start

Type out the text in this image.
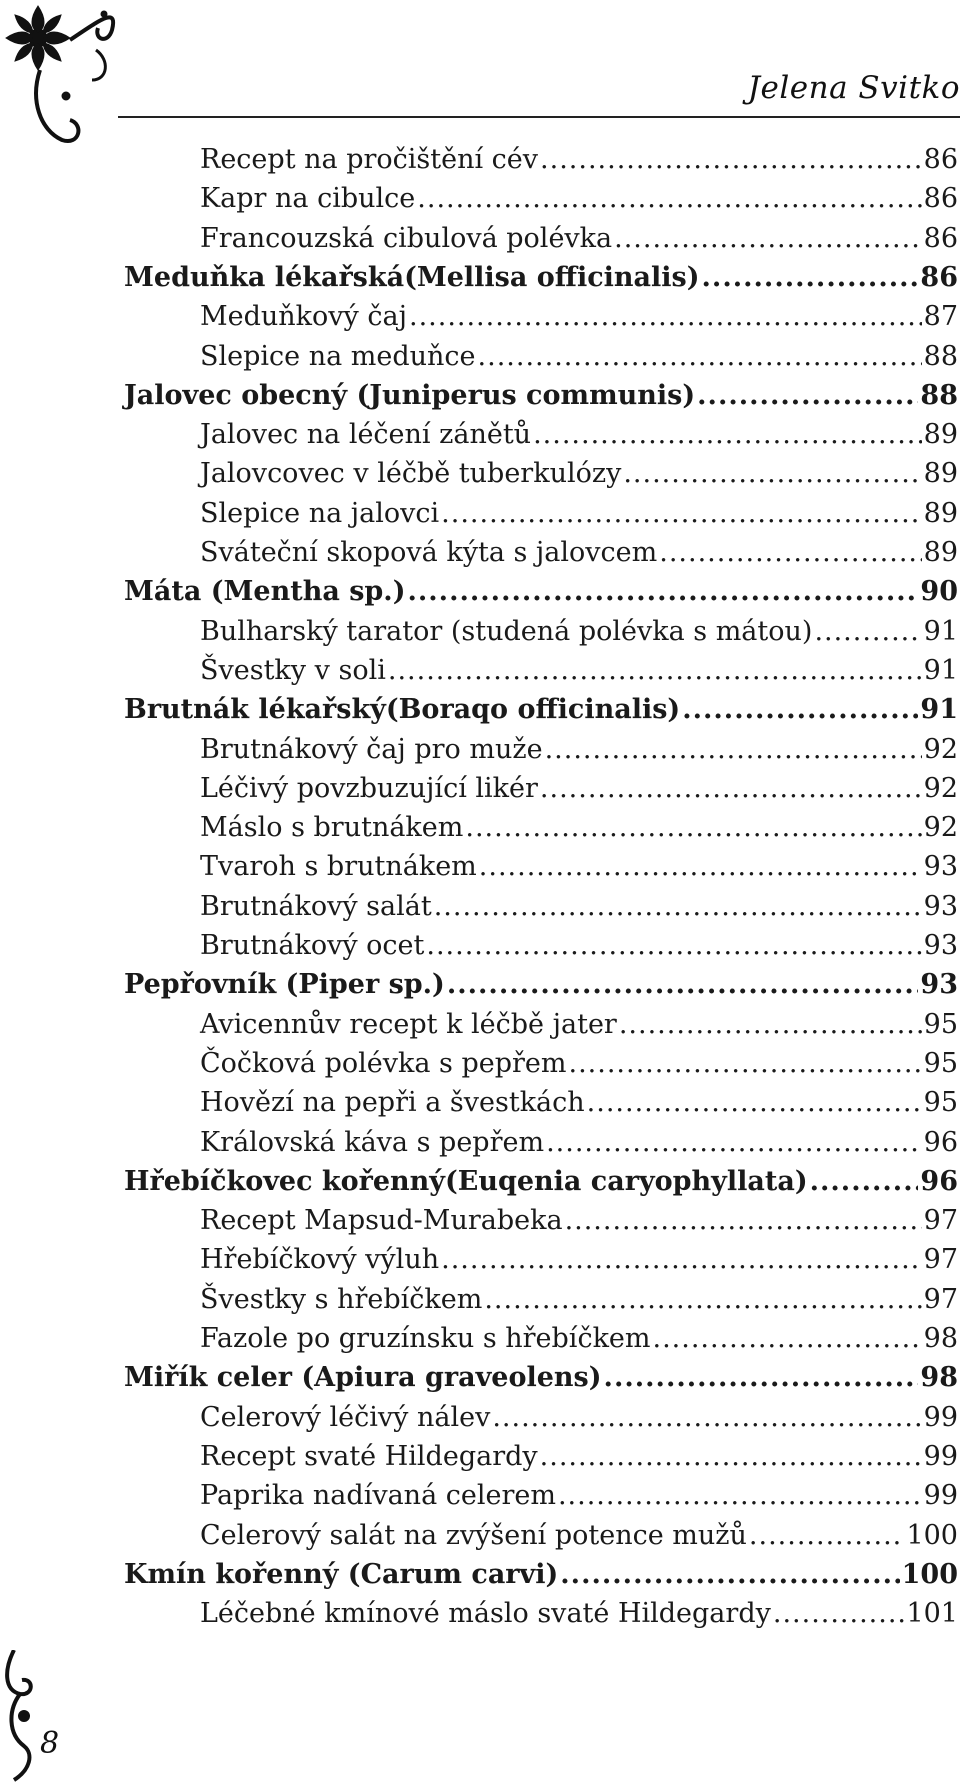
Jelena Svitko
Recept na pročištění cév .....	86
Kapr na cibulce .....	86
Francouzská cibulová polévka .....	86
Meduňka lékařská(Mellisa officinalis) .....	86
Meduňkový čaj .....	87
Slepice na meduňce .....	88
Jalovec obecný (Juniperus communis) .....	88
Jalovec na léčení zánětů .....	89
Jalovcovec v léčbě tuberkulózy .....	89
Slepice na jalovci .....	89
Sváteční skopová kýta s jalovcem .....	89
Máta (Mentha sp.) .....	90
Bulharský tarator (studená polévka s mátou) .....	91
Švestky v soli .....	91
Brutnák lékařský(Boraqo officinalis) .....	91
Brutnákový čaj pro muže .....	92
Léčivý povzbuzující likér .....	92
Máslo s brutnákem .....	92
Tvaroh s brutnákem .....	93
Brutnákový salát .....	93
Brutnákový ocet .....	93
Pepřovník (Piper sp.) .....	93
Avicennův recept k léčbě jater .....	95
Čočková polévka s pepřem .....	95
Hovězí na pepři a švestkách .....	95
Královská káva s pepřem .....	96
Hřebíčkovec kořenný(Euqenia caryophyllata) .....	96
Recept Mapsud-Murabeka .....	97
Hřebíčkový výluh .....	97
Švestky s hřebíčkem .....	97
Fazole po gruzínsku s hřebíčkem .....	98
Miřík celer (Apiura graveolens) .....	98
Celerový léčivý nálev .....	99
Recept svaté Hildegardy .....	99
Paprika nadívaná celerem .....	99
Celerový salát na zvýšení potence mužů .....	100
Kmín kořenný (Carum carvi) .....	100
Léčebné kmínové máslo svaté Hildegardy .....	101
8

end

The exercise:
Report how many lines of the records above contain the word "Brutnákový", and give only that number.

Solved problem:
3